• GOAL: Could you write out the material from its first line through the line containing "228, 366, 293]", replacing "bounding boxes" with "coordinate boxes" and leaving everything else unchanged?

• TASK MATERIAL:
=====

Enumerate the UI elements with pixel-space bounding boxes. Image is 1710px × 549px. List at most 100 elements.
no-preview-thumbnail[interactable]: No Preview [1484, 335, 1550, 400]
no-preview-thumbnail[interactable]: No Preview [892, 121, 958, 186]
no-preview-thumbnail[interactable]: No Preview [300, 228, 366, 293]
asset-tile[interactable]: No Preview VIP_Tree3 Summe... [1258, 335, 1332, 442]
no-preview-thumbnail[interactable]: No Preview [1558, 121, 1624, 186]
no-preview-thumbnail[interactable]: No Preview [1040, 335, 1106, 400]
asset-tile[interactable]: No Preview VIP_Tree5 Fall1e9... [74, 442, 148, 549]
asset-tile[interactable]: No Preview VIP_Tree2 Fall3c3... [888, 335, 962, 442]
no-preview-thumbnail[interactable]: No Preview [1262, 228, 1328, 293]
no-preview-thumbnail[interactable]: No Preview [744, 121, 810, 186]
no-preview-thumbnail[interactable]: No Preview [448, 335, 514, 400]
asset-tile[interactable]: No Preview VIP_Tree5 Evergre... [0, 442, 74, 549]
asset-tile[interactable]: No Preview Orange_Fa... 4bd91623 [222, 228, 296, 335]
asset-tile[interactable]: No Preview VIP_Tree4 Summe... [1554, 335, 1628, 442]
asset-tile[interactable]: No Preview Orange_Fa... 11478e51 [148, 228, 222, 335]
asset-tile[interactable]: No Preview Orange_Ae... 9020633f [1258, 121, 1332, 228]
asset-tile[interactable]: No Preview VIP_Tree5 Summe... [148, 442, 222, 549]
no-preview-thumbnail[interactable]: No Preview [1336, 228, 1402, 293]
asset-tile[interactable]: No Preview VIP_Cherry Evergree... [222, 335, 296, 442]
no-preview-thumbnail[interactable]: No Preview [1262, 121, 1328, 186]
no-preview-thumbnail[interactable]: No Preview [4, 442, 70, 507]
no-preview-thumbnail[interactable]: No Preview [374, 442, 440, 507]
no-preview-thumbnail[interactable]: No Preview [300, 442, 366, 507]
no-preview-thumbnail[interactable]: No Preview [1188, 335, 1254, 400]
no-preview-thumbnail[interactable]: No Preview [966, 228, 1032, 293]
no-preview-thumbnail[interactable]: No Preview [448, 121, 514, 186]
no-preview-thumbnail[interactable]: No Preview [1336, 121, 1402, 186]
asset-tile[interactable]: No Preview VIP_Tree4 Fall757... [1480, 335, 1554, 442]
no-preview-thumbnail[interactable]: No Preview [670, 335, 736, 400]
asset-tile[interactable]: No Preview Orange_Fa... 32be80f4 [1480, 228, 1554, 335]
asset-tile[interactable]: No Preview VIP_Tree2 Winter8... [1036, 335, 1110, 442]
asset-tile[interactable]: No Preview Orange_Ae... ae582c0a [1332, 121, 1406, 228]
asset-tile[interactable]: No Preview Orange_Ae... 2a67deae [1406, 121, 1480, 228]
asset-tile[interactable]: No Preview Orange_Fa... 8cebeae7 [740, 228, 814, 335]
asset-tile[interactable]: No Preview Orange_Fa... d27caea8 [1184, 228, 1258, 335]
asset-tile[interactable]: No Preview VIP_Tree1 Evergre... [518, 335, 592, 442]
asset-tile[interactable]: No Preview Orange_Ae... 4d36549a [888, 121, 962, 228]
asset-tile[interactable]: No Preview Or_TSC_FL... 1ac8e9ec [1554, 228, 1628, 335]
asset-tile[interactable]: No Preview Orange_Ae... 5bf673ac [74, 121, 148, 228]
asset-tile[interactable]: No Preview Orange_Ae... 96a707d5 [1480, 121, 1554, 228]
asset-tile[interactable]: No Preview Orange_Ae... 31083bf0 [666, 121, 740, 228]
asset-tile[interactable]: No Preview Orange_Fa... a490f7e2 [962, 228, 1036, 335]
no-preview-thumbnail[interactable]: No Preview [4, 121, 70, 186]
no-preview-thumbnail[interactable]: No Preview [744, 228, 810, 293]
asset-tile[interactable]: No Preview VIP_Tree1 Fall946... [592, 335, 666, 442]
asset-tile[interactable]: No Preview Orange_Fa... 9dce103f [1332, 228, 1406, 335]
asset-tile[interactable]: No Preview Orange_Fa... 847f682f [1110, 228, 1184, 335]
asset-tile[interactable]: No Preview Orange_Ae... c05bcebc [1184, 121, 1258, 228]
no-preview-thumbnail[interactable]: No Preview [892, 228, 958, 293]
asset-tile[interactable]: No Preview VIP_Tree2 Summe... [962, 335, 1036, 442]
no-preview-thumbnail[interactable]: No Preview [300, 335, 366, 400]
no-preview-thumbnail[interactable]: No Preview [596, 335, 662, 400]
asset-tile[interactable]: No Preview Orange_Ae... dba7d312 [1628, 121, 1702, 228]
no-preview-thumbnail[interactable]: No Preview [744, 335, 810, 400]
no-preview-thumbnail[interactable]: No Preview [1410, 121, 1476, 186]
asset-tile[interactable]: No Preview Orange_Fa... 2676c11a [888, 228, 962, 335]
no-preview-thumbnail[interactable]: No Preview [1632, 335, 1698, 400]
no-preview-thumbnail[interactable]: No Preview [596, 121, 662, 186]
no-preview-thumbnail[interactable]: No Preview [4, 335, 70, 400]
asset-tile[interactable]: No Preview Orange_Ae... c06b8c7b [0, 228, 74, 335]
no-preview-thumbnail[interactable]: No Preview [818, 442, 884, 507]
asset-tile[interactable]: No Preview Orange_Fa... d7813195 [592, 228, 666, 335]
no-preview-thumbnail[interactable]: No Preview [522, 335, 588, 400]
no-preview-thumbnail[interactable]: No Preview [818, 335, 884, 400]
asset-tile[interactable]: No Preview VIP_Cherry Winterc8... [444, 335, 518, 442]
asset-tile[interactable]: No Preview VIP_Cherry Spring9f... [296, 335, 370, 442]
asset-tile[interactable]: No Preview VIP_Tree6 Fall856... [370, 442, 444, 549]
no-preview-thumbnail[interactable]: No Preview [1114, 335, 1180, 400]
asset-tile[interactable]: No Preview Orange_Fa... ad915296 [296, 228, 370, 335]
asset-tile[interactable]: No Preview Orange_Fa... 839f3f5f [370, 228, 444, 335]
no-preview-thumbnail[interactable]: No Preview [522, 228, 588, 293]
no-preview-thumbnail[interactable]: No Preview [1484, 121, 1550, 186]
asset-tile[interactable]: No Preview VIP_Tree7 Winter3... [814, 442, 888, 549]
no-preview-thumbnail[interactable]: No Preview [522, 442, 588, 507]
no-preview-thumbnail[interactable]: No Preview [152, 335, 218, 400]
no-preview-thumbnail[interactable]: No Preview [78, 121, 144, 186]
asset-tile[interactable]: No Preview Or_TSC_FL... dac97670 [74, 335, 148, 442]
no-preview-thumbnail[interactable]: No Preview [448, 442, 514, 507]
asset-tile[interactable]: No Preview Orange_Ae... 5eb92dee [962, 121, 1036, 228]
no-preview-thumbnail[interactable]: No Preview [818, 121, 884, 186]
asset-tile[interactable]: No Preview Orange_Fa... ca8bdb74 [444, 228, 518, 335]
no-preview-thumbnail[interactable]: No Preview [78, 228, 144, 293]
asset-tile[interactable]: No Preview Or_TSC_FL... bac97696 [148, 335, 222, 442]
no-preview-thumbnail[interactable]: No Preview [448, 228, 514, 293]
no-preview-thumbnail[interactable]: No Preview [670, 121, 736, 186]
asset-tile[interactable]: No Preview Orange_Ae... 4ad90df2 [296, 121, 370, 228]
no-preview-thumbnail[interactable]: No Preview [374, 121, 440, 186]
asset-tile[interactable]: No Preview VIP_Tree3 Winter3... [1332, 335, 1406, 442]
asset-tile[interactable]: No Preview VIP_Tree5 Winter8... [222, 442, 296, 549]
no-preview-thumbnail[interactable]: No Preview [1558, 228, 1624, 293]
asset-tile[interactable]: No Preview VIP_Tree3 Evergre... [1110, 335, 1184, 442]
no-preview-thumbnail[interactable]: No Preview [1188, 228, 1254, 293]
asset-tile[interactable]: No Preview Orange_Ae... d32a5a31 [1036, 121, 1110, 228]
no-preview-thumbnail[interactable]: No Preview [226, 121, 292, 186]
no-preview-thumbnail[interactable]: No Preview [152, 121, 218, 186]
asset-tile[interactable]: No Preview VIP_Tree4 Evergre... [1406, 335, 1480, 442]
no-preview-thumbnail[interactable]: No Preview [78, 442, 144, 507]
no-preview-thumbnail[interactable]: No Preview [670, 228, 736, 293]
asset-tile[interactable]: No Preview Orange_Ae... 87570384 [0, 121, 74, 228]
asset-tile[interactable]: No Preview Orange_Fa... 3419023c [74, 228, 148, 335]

=====

• RESPONSE TO THIS TASK:
Enumerate the UI elements with pixel-space coordinate boxes. Image is 1710px × 549px. List at most 100 elements.
no-preview-thumbnail[interactable]: No Preview [1484, 335, 1550, 400]
no-preview-thumbnail[interactable]: No Preview [892, 121, 958, 186]
no-preview-thumbnail[interactable]: No Preview [300, 228, 366, 293]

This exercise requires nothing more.